• _Data to process_
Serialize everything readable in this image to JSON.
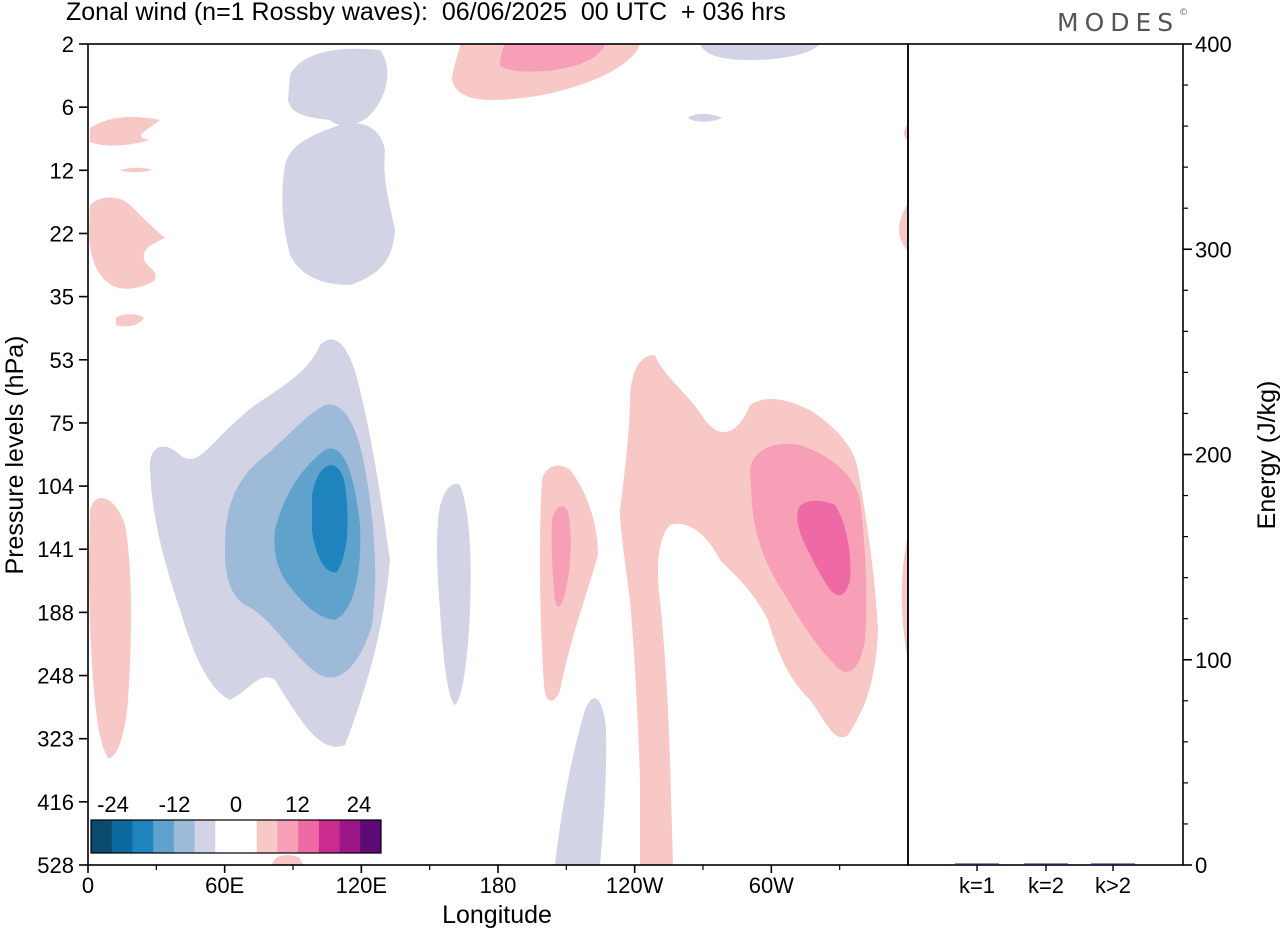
{
  "header": {
    "title": "Zonal wind (n=1 Rossby waves):  06/06/2025  00 UTC  + 036 hrs",
    "brand": "MODES",
    "brand_mark": "©"
  },
  "colors": {
    "neg_strong": "#1f83bd",
    "neg_mid": "#5fa2cc",
    "neg_light": "#9dbad9",
    "neg_faint": "#d2d4e6",
    "pos_faint": "#f8c8c6",
    "pos_light": "#f69fb7",
    "pos_mid": "#ef6aa4",
    "axis": "#000000",
    "energy_bar": "#20206a"
  },
  "chart_data": [
    {
      "type": "heatmap",
      "title": "Zonal wind (n=1 Rossby waves):  06/06/2025  00 UTC  + 036 hrs",
      "xlabel": "Longitude",
      "ylabel": "Pressure levels (hPa)",
      "x_ticks": [
        "0",
        "60E",
        "120E",
        "180",
        "120W",
        "60W"
      ],
      "x_tick_deg": [
        0,
        60,
        120,
        180,
        240,
        300
      ],
      "xlim_deg": [
        0,
        360
      ],
      "y_ticks": [
        "2",
        "6",
        "12",
        "22",
        "35",
        "53",
        "75",
        "104",
        "141",
        "188",
        "248",
        "323",
        "416",
        "528"
      ],
      "colorbar": {
        "labels": [
          "-24",
          "-12",
          "0",
          "12",
          "24"
        ],
        "colors": [
          "#0a4a6e",
          "#0d6aa1",
          "#1f83bd",
          "#5fa2cc",
          "#9dbad9",
          "#d2d4e6",
          "#ffffff",
          "#ffffff",
          "#f8c8c6",
          "#f69fb7",
          "#ef6aa4",
          "#ca2b8e",
          "#9b1687",
          "#5c0a74"
        ]
      },
      "features": [
        {
          "sign": "negative",
          "lon_deg": 107,
          "level_hPa": 141,
          "peak": "-18"
        },
        {
          "sign": "positive",
          "lon_deg": 333,
          "level_hPa": 141,
          "peak": "12"
        },
        {
          "sign": "positive",
          "lon_deg": 210,
          "level_hPa": 141,
          "peak": "6"
        }
      ]
    },
    {
      "type": "bar",
      "ylabel": "Energy (J/kg)",
      "categories": [
        "k=1",
        "k=2",
        "k>2"
      ],
      "values": [
        0.6,
        0.2,
        0.4
      ],
      "ylim": [
        0,
        400
      ],
      "y_ticks": [
        "0",
        "100",
        "200",
        "300",
        "400"
      ]
    }
  ]
}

• _What is needed_
Reproduce each record from above exactly; pictures do not belong in the copy.

• _Solution to this exercise_
Serialize everything readable in this image to JSON.
{
  "header": {
    "title": "Zonal wind (n=1 Rossby waves):  06/06/2025  00 UTC  + 036 hrs",
    "brand": "MODES",
    "brand_mark": "©"
  },
  "colors": {
    "neg_strong": "#1f83bd",
    "neg_mid": "#5fa2cc",
    "neg_light": "#9dbad9",
    "neg_faint": "#d2d4e6",
    "pos_faint": "#f8c8c6",
    "pos_light": "#f69fb7",
    "pos_mid": "#ef6aa4",
    "axis": "#000000",
    "energy_bar": "#20206a"
  },
  "chart_data": [
    {
      "type": "heatmap",
      "title": "Zonal wind (n=1 Rossby waves):  06/06/2025  00 UTC  + 036 hrs",
      "xlabel": "Longitude",
      "ylabel": "Pressure levels (hPa)",
      "x_ticks": [
        "0",
        "60E",
        "120E",
        "180",
        "120W",
        "60W"
      ],
      "x_tick_deg": [
        0,
        60,
        120,
        180,
        240,
        300
      ],
      "xlim_deg": [
        0,
        360
      ],
      "y_ticks": [
        "2",
        "6",
        "12",
        "22",
        "35",
        "53",
        "75",
        "104",
        "141",
        "188",
        "248",
        "323",
        "416",
        "528"
      ],
      "colorbar": {
        "labels": [
          "-24",
          "-12",
          "0",
          "12",
          "24"
        ],
        "colors": [
          "#0a4a6e",
          "#0d6aa1",
          "#1f83bd",
          "#5fa2cc",
          "#9dbad9",
          "#d2d4e6",
          "#ffffff",
          "#ffffff",
          "#f8c8c6",
          "#f69fb7",
          "#ef6aa4",
          "#ca2b8e",
          "#9b1687",
          "#5c0a74"
        ]
      },
      "features": [
        {
          "sign": "negative",
          "lon_deg": 107,
          "level_hPa": 141,
          "peak": "-18"
        },
        {
          "sign": "positive",
          "lon_deg": 333,
          "level_hPa": 141,
          "peak": "12"
        },
        {
          "sign": "positive",
          "lon_deg": 210,
          "level_hPa": 141,
          "peak": "6"
        }
      ]
    },
    {
      "type": "bar",
      "ylabel": "Energy (J/kg)",
      "categories": [
        "k=1",
        "k=2",
        "k>2"
      ],
      "values": [
        0.6,
        0.2,
        0.4
      ],
      "ylim": [
        0,
        400
      ],
      "y_ticks": [
        "0",
        "100",
        "200",
        "300",
        "400"
      ]
    }
  ]
}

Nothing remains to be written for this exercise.